■ **TASK GOAL**:
Leave the pictures out and print every record below exactly as it stands.

■ **RECORDS**:

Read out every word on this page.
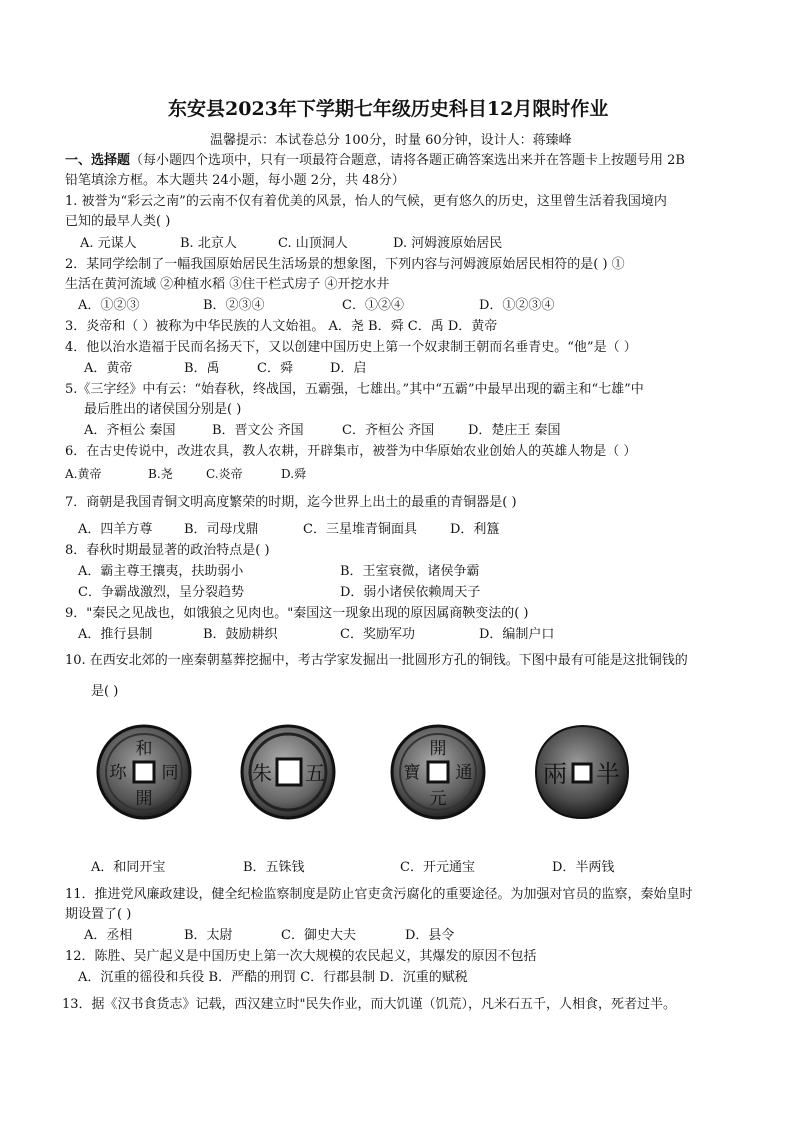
东安县2023年下学期七年级历史科目12月限时作业
温馨提示：本试卷总分 100分，时量 60分钟，设计人：蒋臻峰
一、选择题（每小题四个选项中，只有一项最符合题意，请将各题正确答案选出来并在答题卡上按题号用 2B
铅笔填涂方框。本大题共 24小题，每小题 2分，共 48分）
1. 被誉为“彩云之南”的云南不仅有着优美的风景，怡人的气候，更有悠久的历史，这里曾生活着我国境内
已知的最早人类( )
A. 元谋人	B. 北京人	C. 山顶洞人	D. 河姆渡原始居民
2．某同学绘制了一幅我国原始居民生活场景的想象图，下列内容与河姆渡原始居民相符的是( ) ①
生活在黄河流域 ②种植水稻 ③住干栏式房子 ④开挖水井
A．①②③	B．②③④	C．①②④	D．①②③④
3．炎帝和（ ）被称为中华民族的人文始祖。 A．尧 B．舜 C．禹 D．黄帝
4．他以治水造福于民而名扬天下，又以创建中国历史上第一个奴隶制王朝而名垂青史。“他”是（ ）
A．黄帝	B．禹	C．舜	D．启
5.《三字经》中有云：“始春秋，终战国，五霸强，七雄出。”其中“五霸”中最早出现的霸主和“七雄”中
最后胜出的诸侯国分别是( )
A．齐桓公 秦国	B．晋文公 齐国	C．齐桓公 齐国	D．楚庄王 秦国
6．在古史传说中，改进农具，教人农耕，开辟集市，被誉为中华原始农业创始人的英雄人物是（ ）
A.黄帝	B.尧	C.炎帝	D.舜
7．商朝是我国青铜文明高度繁荣的时期，迄今世界上出土的最重的青铜器是( )
A．四羊方尊 B．司母戊鼎	C．三星堆青铜面具	D．利簋
8．春秋时期最显著的政治特点是( )
A．霸主尊王攘夷，扶助弱小	B．王室衰微，诸侯争霸
C．争霸战激烈，呈分裂趋势	D．弱小诸侯依赖周天子
9．"秦民之见战也，如饿狼之见肉也。"秦国这一现象出现的原因属商鞅变法的( )
A．推行县制	B．鼓励耕织	C．奖励军功	D．编制户口
10. 在西安北郊的一座秦朝墓葬挖掘中，考古学家发掘出一批圆形方孔的铜钱。下图中最有可能是这批铜钱的
是( )
和
開
同
珎	朱 五
開
元
通
寶	半
兩
A．和同开宝	B．五铢钱	C．开元通宝	D．半两钱
11．推进党风廉政建设，健全纪检监察制度是防止官吏贪污腐化的重要途径。为加强对官员的监察，秦始皇时
期设置了( )
A．丞相	B．太尉	C．御史大夫	D．县令
12．陈胜、吴广起义是中国历史上第一次大规模的农民起义，其爆发的原因不包括
A．沉重的徭役和兵役 B．严酷的刑罚 C．行郡县制 D．沉重的赋税
13．据《汉书食货志》记载，西汉建立时"民失作业，而大饥谨（饥荒），凡米石五千，人相食，死者过半。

■ **WORKED SOLUTION**:
Read out every word on this page.
东安县2023年下学期七年级历史科目12月限时作业
温馨提示：本试卷总分 100分，时量 60分钟，设计人：蒋臻峰
一、选择题（每小题四个选项中，只有一项最符合题意，请将各题正确答案选出来并在答题卡上按题号用 2B
铅笔填涂方框。本大题共 24小题，每小题 2分，共 48分）
1. 被誉为“彩云之南”的云南不仅有着优美的风景，怡人的气候，更有悠久的历史，这里曾生活着我国境内
已知的最早人类( )
A. 元谋人	B. 北京人	C. 山顶洞人	D. 河姆渡原始居民
2．某同学绘制了一幅我国原始居民生活场景的想象图，下列内容与河姆渡原始居民相符的是( ) ①
生活在黄河流域 ②种植水稻 ③住干栏式房子 ④开挖水井
A．①②③	B．②③④	C．①②④	D．①②③④
3．炎帝和（ ）被称为中华民族的人文始祖。 A．尧 B．舜 C．禹 D．黄帝
4．他以治水造福于民而名扬天下，又以创建中国历史上第一个奴隶制王朝而名垂青史。“他”是（ ）
A．黄帝	B．禹	C．舜	D．启
5.《三字经》中有云：“始春秋，终战国，五霸强，七雄出。”其中“五霸”中最早出现的霸主和“七雄”中
最后胜出的诸侯国分别是( )
A．齐桓公 秦国	B．晋文公 齐国	C．齐桓公 齐国	D．楚庄王 秦国
6．在古史传说中，改进农具，教人农耕，开辟集市，被誉为中华原始农业创始人的英雄人物是（ ）
A.黄帝	B.尧	C.炎帝	D.舜
7．商朝是我国青铜文明高度繁荣的时期，迄今世界上出土的最重的青铜器是( )
A．四羊方尊 B．司母戊鼎	C．三星堆青铜面具	D．利簋
8．春秋时期最显著的政治特点是( )
A．霸主尊王攘夷，扶助弱小	B．王室衰微，诸侯争霸
C．争霸战激烈，呈分裂趋势	D．弱小诸侯依赖周天子
9．"秦民之见战也，如饿狼之见肉也。"秦国这一现象出现的原因属商鞅变法的( )
A．推行县制	B．鼓励耕织	C．奖励军功	D．编制户口
10. 在西安北郊的一座秦朝墓葬挖掘中，考古学家发掘出一批圆形方孔的铜钱。下图中最有可能是这批铜钱的
是( )
和
開
同
珎	朱 五
開
元
通
寶	半
兩
A．和同开宝	B．五铢钱	C．开元通宝	D．半两钱
11．推进党风廉政建设，健全纪检监察制度是防止官吏贪污腐化的重要途径。为加强对官员的监察，秦始皇时
期设置了( )
A．丞相	B．太尉	C．御史大夫	D．县令
12．陈胜、吴广起义是中国历史上第一次大规模的农民起义，其爆发的原因不包括
A．沉重的徭役和兵役 B．严酷的刑罚 C．行郡县制 D．沉重的赋税
13．据《汉书食货志》记载，西汉建立时"民失作业，而大饥谨（饥荒），凡米石五千，人相食，死者过半。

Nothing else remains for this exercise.